# Work instructions
The data must be written out once more, precisely as given.

:::::

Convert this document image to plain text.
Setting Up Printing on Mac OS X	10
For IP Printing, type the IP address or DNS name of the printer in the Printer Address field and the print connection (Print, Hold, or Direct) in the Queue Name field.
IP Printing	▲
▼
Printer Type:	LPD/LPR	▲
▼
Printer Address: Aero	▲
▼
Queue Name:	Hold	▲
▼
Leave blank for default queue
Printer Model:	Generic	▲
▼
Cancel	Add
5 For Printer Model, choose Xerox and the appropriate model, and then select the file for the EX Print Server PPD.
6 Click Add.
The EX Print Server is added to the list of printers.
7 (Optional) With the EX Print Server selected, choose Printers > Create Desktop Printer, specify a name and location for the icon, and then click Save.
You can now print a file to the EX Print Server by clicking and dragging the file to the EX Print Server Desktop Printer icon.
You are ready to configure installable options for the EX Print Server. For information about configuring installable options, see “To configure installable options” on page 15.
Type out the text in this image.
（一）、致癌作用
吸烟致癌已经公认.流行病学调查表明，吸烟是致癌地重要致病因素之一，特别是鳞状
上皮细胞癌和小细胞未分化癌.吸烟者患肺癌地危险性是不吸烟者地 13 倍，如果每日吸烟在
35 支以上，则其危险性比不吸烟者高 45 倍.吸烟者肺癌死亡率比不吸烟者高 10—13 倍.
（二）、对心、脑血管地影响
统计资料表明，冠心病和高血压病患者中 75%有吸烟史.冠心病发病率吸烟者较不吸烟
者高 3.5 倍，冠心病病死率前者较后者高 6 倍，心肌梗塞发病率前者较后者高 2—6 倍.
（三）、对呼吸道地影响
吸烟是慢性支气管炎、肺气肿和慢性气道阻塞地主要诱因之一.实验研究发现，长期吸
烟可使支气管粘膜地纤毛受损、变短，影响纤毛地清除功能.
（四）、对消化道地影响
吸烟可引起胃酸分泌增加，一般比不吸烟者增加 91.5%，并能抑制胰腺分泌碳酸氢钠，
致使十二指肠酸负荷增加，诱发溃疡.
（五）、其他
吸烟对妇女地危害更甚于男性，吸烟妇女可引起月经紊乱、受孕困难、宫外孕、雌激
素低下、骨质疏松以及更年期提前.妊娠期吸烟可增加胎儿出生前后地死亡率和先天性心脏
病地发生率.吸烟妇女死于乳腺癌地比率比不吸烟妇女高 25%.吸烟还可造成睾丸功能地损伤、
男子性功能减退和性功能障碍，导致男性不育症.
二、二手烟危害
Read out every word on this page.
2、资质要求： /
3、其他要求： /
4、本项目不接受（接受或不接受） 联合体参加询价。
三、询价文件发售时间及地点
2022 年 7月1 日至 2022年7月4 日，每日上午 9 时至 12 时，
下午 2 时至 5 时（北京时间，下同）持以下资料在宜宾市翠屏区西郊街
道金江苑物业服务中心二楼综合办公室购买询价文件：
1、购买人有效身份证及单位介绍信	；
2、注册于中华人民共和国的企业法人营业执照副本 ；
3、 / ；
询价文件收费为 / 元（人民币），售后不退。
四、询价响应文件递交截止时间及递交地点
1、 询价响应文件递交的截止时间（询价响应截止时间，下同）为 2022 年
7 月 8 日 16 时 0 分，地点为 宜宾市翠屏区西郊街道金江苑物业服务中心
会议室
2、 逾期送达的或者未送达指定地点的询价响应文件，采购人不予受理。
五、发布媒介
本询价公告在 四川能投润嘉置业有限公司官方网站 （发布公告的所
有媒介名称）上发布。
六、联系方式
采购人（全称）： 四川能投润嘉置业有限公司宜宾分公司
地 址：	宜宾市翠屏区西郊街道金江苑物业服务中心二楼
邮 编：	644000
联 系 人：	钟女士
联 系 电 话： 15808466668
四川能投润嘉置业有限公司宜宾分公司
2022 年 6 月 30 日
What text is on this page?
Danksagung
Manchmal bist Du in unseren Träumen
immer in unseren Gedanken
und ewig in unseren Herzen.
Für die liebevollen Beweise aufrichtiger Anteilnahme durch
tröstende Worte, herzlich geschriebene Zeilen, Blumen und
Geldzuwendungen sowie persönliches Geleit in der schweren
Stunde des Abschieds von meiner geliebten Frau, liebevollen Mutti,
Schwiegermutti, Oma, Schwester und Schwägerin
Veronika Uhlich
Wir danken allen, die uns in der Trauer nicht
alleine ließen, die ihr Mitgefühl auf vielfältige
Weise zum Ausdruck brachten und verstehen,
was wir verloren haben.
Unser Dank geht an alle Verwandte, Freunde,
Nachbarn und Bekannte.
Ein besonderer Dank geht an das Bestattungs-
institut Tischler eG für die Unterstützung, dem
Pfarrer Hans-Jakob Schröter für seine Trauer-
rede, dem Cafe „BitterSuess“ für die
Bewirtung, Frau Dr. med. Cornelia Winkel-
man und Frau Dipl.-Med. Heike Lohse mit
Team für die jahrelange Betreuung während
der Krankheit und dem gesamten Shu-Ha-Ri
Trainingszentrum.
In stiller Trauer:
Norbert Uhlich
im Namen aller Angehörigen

:::::

# Answer to this task
Convert this document image to plain text.
Setting Up Printing on Mac OS X	10
For IP Printing, type the IP address or DNS name of the printer in the Printer Address field and the print connection (Print, Hold, or Direct) in the Queue Name field.
IP Printing	▲
▼
Printer Type:	LPD/LPR	▲
▼
Printer Address: Aero	▲
▼
Queue Name:	Hold	▲
▼
Leave blank for default queue
Printer Model:	Generic	▲
▼
Cancel	Add
5 For Printer Model, choose Xerox and the appropriate model, and then select the file for the EX Print Server PPD.
6 Click Add.
The EX Print Server is added to the list of printers.
7 (Optional) With the EX Print Server selected, choose Printers > Create Desktop Printer, specify a name and location for the icon, and then click Save.
You can now print a file to the EX Print Server by clicking and dragging the file to the EX Print Server Desktop Printer icon.
You are ready to configure installable options for the EX Print Server. For information about configuring installable options, see “To configure installable options” on page 15.
Type out the text in this image.
（一）、致癌作用
吸烟致癌已经公认.流行病学调查表明，吸烟是致癌地重要致病因素之一，特别是鳞状
上皮细胞癌和小细胞未分化癌.吸烟者患肺癌地危险性是不吸烟者地 13 倍，如果每日吸烟在
35 支以上，则其危险性比不吸烟者高 45 倍.吸烟者肺癌死亡率比不吸烟者高 10—13 倍.
（二）、对心、脑血管地影响
统计资料表明，冠心病和高血压病患者中 75%有吸烟史.冠心病发病率吸烟者较不吸烟
者高 3.5 倍，冠心病病死率前者较后者高 6 倍，心肌梗塞发病率前者较后者高 2—6 倍.
（三）、对呼吸道地影响
吸烟是慢性支气管炎、肺气肿和慢性气道阻塞地主要诱因之一.实验研究发现，长期吸
烟可使支气管粘膜地纤毛受损、变短，影响纤毛地清除功能.
（四）、对消化道地影响
吸烟可引起胃酸分泌增加，一般比不吸烟者增加 91.5%，并能抑制胰腺分泌碳酸氢钠，
致使十二指肠酸负荷增加，诱发溃疡.
（五）、其他
吸烟对妇女地危害更甚于男性，吸烟妇女可引起月经紊乱、受孕困难、宫外孕、雌激
素低下、骨质疏松以及更年期提前.妊娠期吸烟可增加胎儿出生前后地死亡率和先天性心脏
病地发生率.吸烟妇女死于乳腺癌地比率比不吸烟妇女高 25%.吸烟还可造成睾丸功能地损伤、
男子性功能减退和性功能障碍，导致男性不育症.
二、二手烟危害
Read out every word on this page.
2、资质要求： /
3、其他要求： /
4、本项目不接受（接受或不接受） 联合体参加询价。
三、询价文件发售时间及地点
2022 年 7月1 日至 2022年7月4 日，每日上午 9 时至 12 时，
下午 2 时至 5 时（北京时间，下同）持以下资料在宜宾市翠屏区西郊街
道金江苑物业服务中心二楼综合办公室购买询价文件：
1、购买人有效身份证及单位介绍信	；
2、注册于中华人民共和国的企业法人营业执照副本 ；
3、 / ；
询价文件收费为 / 元（人民币），售后不退。
四、询价响应文件递交截止时间及递交地点
1、 询价响应文件递交的截止时间（询价响应截止时间，下同）为 2022 年
7 月 8 日 16 时 0 分，地点为 宜宾市翠屏区西郊街道金江苑物业服务中心
会议室
2、 逾期送达的或者未送达指定地点的询价响应文件，采购人不予受理。
五、发布媒介
本询价公告在 四川能投润嘉置业有限公司官方网站 （发布公告的所
有媒介名称）上发布。
六、联系方式
采购人（全称）： 四川能投润嘉置业有限公司宜宾分公司
地 址：	宜宾市翠屏区西郊街道金江苑物业服务中心二楼
邮 编：	644000
联 系 人：	钟女士
联 系 电 话： 15808466668
四川能投润嘉置业有限公司宜宾分公司
2022 年 6 月 30 日
What text is on this page?
Danksagung
Manchmal bist Du in unseren Träumen
immer in unseren Gedanken
und ewig in unseren Herzen.
Für die liebevollen Beweise aufrichtiger Anteilnahme durch
tröstende Worte, herzlich geschriebene Zeilen, Blumen und
Geldzuwendungen sowie persönliches Geleit in der schweren
Stunde des Abschieds von meiner geliebten Frau, liebevollen Mutti,
Schwiegermutti, Oma, Schwester und Schwägerin
Veronika Uhlich
Wir danken allen, die uns in der Trauer nicht
alleine ließen, die ihr Mitgefühl auf vielfältige
Weise zum Ausdruck brachten und verstehen,
was wir verloren haben.
Unser Dank geht an alle Verwandte, Freunde,
Nachbarn und Bekannte.
Ein besonderer Dank geht an das Bestattungs-
institut Tischler eG für die Unterstützung, dem
Pfarrer Hans-Jakob Schröter für seine Trauer-
rede, dem Cafe „BitterSuess“ für die
Bewirtung, Frau Dr. med. Cornelia Winkel-
man und Frau Dipl.-Med. Heike Lohse mit
Team für die jahrelange Betreuung während
der Krankheit und dem gesamten Shu-Ha-Ri
Trainingszentrum.
In stiller Trauer:
Norbert Uhlich
im Namen aller Angehörigen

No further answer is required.